Instructions to follow>
Summarize the forum thread below in three sentences.

Anyway, please see my answer.
—SA

Please see comments to the question, by bling (good idea about C++/CLI), and myself.

The fact is: CINT is not a C++ interpreter. CINT is not a C++ interpreter. This is clearly stated here:
http://en.wikipedia.org/wiki/CINT[^].

The language is some simplified language based on C and C++.

See also: http://root.cern.ch/drupal/content/cling[^].

How about one alternative mentioned in the Wikipedia article referenced above, "Ch"? This is not exactly C++ interpreter, this is an interpreter of some special language:
http://en.wikipedia.org/wiki/Ch_%28computer_programming%29[^],
http://www.softintegration.com/[^].

Anything else? "Pike", also only based on C and C++ (Wikipedia even says "influenced by"):
http://en.wikipedia.org/wiki/Pike_%28programming_language%29[^],
http://pike.lysator.liu.se/[^].

As to "real" C++ language, I have some believe that it is not suitable for an interpreter; the topic is just too complex to discuss my considerations in a Quick Questions & Answers. I cannot prove it right here and am not 100% sure, by tend to think it's possible to prove. I would be quite surprised if someone proved me wrong.

—SA
 
Share this answer
 
v2
Comments
Joren Heit 15-Jul-14 14:08pm    
I'm aware that CINT started as a C interpreter (hence the name), and that over time more and more C++ features have been added. By now, it supports templates, classes, inheritance, and much of the stuff that makes C++ C++. The fact that the language has been simplified to some extent does not mean it's not possible.

I must say I'm not at all familiar with C++/CLI (not a fan of platform specific languages; yes I know about Mono but let's be honest...), but in what way would the bytecode to be interpreted by the CLR be different from assembly code interpreted by a virtual x86 machine?
Sergey Alexandrovich Kryukov 15-Jul-14 16:57pm    
Not many understand that C++ is also a platform-specific language, probably you don't, too. It's just at the moment of C++ creation all platforms were of the same type. C++ looks universal, but its features was dictated by the architecture of platforms of the time of creation. Stroustrup failed to realize that, too. In CLI, the whole notion of the language is very different (and more strict, by the way); syntax is strictly separate from platform-specific semantic, and in C++ it is not. For example, operator "new" assumes quite certain platform features. Anyway, C++/CLI might not be applicable to your goals, but just know that pure .NET interpreters are quite possible and do exist. One example is PowerScript.

"It's not possible"? What "it"? You have no evidence of C++ interpreter. I just say, if the language is simplified, it simply cannot be called C++. So, from what I know, there is no a single C++ interpreter, and I suspect they are impossible. Now, if you want not C++, but "similar to C++. If such pseudo-C++ language is fine by you (it looks like it is), it's just fine, use them. That's why I referenced some alternatives.

—SA
Andreas Gieriet 15-Jul-14 15:47pm    
Hello Sergey,
if you allow the term "interpreter" to be used also for some intermediate (abstract assembly) language to be interpreted by some runtime environment, then I would conclude that any compiled language can be "interpreted". The tricky part is that you must provide the whole translation unit to the interpreter, and not only line by line. So, it would be some compilation into an intermediate form and interprete that. But then you could likewise compile directly into native code and call the executable ;-)
Cheers
Andi
Sergey Alexandrovich Kryukov 15-Jul-14 16:59pm    
Well, I depends on how you define interpretation. Maybe in some sense, you are right, but I did not get your point, frankly. The compilation into intermediate form and then interpretation is not something I would call "interpreter". You reduce the problem of interpretation to compilation, in rather trivial fashion...

Provided records>
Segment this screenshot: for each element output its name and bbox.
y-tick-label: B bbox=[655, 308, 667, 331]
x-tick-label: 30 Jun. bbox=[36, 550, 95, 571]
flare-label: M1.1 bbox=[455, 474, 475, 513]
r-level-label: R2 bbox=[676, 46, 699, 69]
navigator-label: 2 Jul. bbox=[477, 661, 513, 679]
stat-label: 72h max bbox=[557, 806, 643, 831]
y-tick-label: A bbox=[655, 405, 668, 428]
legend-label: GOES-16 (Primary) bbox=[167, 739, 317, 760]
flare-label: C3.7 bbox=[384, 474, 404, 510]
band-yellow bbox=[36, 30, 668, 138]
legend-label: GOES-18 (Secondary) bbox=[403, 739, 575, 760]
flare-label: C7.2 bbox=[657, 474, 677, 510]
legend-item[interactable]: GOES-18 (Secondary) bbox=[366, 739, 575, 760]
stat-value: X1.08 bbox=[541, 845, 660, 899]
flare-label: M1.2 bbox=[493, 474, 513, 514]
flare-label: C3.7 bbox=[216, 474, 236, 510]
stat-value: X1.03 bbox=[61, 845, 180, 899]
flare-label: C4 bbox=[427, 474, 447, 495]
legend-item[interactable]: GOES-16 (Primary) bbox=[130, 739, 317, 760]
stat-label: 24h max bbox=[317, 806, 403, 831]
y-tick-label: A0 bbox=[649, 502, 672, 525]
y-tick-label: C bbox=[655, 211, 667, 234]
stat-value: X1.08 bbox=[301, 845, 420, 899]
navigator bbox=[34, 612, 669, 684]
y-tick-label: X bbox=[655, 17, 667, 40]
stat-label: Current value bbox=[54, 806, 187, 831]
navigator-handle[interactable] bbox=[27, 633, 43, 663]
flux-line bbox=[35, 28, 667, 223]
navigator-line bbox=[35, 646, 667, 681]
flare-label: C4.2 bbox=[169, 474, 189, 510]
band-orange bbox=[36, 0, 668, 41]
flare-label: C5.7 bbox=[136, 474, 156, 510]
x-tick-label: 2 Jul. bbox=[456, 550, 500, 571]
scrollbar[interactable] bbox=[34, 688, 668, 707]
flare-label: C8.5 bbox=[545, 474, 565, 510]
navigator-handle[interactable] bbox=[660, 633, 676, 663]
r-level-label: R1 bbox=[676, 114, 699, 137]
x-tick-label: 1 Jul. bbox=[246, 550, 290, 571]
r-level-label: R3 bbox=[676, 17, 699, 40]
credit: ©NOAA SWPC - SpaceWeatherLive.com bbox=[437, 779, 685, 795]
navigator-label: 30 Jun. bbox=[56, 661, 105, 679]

Exercise solution>
The answer argues that CINT is not a C++ interpreter but a simplified language based on C and C++, and it offers Ch and Pike as alternatives that are also only based on C and C++. Its author suspects real C++ is not suitable for an interpreter, though without being fully sure. In the comments, Joren Heit notes that CINT now supports templates, classes and inheritance, and Andreas Gieriet suggests that any compiled language could be "interpreted" through an intermediate form, but Sergey Alexandrovich Kryukov replies that a simplified language cannot be called C++ and that compiling to an intermediate form is not what he would call an interpreter.